Work instructions: In the data below, find each line containing the string "this" and return it.

Data shown:
## begin
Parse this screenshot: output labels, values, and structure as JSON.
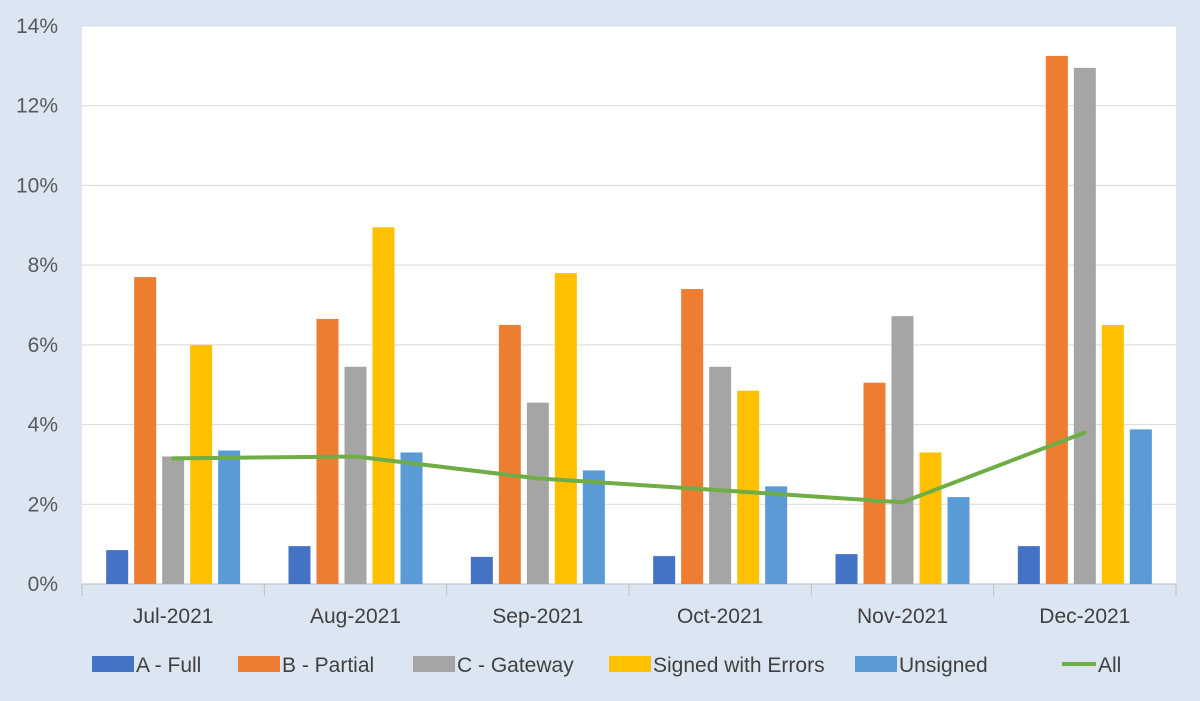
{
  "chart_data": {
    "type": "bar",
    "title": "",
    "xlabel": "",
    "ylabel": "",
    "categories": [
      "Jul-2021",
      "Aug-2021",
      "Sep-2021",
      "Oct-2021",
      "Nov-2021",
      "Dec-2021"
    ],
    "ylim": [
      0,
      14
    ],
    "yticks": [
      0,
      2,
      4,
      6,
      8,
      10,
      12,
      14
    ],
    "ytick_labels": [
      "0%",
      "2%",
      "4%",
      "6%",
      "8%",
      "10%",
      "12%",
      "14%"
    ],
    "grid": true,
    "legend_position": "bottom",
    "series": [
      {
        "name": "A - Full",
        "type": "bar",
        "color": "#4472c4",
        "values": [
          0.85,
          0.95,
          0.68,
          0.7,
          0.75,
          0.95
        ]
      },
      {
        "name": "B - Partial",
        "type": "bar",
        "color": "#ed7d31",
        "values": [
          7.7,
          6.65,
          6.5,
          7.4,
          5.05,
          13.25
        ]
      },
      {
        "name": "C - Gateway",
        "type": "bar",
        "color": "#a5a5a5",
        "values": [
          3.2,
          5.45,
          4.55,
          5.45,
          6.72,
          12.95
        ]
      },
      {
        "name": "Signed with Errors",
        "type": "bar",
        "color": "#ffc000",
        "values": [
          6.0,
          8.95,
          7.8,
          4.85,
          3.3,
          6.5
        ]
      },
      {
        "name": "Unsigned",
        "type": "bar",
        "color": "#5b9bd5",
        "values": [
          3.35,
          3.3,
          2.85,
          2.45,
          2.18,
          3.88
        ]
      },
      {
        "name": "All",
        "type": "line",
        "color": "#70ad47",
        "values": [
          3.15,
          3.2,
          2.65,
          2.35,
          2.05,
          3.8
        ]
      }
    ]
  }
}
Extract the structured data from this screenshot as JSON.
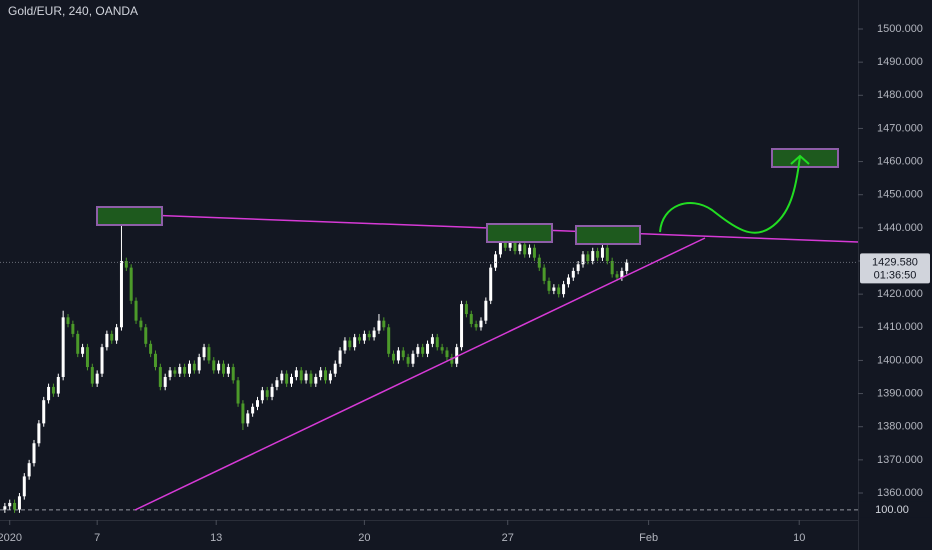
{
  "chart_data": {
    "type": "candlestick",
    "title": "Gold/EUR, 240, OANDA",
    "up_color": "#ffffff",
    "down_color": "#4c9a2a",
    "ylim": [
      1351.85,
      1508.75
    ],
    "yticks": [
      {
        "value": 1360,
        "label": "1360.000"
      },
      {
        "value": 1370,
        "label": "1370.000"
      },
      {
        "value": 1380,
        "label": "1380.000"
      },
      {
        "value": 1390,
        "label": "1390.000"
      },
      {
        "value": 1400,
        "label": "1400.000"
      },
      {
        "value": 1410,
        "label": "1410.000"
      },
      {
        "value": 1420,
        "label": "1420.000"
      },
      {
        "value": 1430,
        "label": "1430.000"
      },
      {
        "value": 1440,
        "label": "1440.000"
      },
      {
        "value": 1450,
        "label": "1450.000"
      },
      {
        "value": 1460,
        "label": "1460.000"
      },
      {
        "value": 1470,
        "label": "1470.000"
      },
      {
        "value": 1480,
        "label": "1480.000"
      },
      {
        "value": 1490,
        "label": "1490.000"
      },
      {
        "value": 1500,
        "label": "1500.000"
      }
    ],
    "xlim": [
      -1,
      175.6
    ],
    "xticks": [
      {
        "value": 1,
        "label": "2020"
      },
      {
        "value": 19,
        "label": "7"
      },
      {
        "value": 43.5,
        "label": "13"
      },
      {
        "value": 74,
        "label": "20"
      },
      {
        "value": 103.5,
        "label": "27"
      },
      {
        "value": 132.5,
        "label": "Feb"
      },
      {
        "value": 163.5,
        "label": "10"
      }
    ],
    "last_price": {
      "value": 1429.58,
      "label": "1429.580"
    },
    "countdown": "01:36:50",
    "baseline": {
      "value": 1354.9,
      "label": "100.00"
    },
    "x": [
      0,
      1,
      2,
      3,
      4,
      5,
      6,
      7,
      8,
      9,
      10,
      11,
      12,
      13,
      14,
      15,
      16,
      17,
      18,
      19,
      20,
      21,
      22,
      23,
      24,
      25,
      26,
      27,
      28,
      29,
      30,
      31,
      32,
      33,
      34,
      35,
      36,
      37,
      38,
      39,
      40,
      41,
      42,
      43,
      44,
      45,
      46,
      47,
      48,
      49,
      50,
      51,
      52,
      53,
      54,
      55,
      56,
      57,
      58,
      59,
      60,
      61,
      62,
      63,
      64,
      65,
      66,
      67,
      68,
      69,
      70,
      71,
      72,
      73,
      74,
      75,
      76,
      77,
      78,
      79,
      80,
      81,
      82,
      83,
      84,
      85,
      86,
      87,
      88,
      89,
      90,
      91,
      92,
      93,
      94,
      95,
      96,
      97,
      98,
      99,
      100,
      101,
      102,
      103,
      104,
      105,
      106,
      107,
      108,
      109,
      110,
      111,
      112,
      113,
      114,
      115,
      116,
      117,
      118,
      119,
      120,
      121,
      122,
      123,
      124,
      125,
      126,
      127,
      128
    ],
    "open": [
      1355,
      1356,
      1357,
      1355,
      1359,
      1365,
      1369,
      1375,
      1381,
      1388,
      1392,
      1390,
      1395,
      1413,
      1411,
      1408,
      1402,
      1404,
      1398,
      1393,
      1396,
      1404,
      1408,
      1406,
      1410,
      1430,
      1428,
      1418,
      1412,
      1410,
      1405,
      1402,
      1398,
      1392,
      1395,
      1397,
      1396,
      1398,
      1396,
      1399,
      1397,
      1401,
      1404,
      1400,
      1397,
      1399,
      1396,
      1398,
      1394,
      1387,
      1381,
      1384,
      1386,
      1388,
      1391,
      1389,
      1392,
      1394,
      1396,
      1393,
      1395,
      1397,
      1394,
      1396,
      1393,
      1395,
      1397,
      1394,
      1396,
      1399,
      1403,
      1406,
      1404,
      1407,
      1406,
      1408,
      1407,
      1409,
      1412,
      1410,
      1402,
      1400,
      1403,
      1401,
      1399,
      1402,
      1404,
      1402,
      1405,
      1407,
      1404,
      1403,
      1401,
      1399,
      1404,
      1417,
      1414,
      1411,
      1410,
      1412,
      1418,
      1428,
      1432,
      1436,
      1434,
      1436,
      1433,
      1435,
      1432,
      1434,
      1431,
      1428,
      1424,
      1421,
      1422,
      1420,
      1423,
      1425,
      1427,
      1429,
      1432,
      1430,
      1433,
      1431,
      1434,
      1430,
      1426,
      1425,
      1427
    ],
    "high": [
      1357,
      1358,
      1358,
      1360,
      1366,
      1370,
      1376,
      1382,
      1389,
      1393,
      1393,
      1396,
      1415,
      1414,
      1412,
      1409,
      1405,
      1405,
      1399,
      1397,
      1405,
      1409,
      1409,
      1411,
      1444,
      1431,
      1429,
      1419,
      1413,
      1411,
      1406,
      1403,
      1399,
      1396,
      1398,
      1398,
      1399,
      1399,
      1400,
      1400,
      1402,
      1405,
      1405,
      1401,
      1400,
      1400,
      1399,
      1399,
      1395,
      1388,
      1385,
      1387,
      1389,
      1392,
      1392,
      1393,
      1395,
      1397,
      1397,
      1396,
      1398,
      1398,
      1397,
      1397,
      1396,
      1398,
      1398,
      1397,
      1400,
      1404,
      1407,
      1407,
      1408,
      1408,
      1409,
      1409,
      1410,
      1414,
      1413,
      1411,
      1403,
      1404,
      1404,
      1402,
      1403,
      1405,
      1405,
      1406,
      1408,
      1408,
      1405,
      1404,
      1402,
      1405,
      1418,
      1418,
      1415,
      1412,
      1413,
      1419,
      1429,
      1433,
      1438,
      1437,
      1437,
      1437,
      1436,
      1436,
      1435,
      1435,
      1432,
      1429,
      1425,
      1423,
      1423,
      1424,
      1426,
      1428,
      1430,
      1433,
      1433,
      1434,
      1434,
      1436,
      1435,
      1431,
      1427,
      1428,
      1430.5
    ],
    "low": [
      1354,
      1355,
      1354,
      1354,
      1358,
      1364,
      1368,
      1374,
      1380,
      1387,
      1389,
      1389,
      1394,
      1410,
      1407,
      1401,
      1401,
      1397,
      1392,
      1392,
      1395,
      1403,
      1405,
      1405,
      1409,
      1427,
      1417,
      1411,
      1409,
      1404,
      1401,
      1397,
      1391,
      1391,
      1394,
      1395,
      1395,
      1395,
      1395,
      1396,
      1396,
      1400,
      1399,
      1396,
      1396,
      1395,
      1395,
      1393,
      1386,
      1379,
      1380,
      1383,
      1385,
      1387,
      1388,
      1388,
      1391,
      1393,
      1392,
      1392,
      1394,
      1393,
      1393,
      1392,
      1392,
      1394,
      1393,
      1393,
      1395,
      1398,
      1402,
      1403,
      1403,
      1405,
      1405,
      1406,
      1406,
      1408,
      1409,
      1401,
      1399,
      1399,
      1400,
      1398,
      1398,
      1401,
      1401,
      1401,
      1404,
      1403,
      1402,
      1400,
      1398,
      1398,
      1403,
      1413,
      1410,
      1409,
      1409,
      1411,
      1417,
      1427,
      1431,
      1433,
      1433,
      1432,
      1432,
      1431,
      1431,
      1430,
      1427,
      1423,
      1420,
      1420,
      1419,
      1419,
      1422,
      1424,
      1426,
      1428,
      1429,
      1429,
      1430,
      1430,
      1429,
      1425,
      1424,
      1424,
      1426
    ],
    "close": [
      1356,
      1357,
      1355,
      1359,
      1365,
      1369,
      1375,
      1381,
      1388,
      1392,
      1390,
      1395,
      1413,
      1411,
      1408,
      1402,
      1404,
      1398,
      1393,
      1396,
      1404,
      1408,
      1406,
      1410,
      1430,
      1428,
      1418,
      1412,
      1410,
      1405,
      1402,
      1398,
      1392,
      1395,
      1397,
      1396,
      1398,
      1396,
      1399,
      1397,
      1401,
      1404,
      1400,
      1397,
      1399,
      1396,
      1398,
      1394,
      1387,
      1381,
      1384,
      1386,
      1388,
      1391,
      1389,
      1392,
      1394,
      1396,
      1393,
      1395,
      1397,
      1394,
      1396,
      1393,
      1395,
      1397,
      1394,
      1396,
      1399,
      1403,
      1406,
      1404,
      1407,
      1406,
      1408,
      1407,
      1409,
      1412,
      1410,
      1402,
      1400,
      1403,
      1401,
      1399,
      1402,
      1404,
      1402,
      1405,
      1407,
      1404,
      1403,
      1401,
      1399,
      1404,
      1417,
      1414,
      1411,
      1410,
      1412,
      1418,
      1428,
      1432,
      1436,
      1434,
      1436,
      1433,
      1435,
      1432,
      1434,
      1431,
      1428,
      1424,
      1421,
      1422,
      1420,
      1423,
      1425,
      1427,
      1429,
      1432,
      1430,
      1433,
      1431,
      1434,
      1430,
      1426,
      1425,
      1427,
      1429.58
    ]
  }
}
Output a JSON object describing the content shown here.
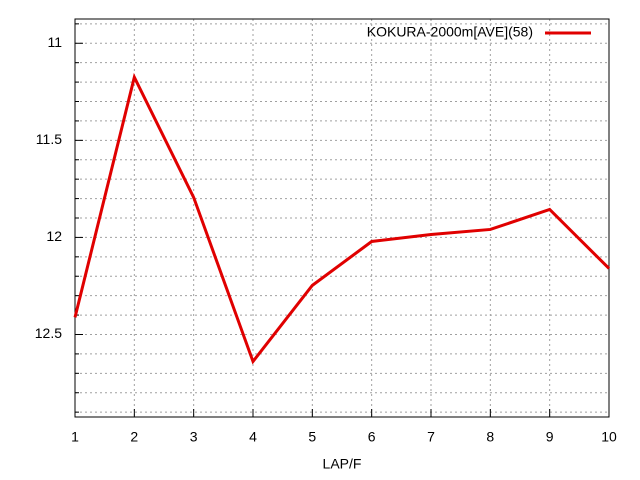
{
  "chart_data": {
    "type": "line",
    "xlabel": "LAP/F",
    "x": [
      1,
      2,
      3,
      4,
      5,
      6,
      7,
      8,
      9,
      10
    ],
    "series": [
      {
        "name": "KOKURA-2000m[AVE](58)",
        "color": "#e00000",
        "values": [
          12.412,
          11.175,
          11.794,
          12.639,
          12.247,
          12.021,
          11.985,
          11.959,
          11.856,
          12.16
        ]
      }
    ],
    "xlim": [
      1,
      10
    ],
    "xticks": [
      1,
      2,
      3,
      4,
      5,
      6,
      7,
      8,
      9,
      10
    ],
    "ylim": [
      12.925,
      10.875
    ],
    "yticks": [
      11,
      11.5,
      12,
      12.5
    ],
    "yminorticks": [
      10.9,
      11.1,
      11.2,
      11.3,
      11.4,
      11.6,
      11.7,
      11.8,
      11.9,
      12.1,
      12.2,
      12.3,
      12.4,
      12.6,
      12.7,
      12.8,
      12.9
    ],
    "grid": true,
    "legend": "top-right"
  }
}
## end
Response:
Parse this screenshot: output labels, values, and structure as JSON.
Extract the structured data from this screenshot as JSON.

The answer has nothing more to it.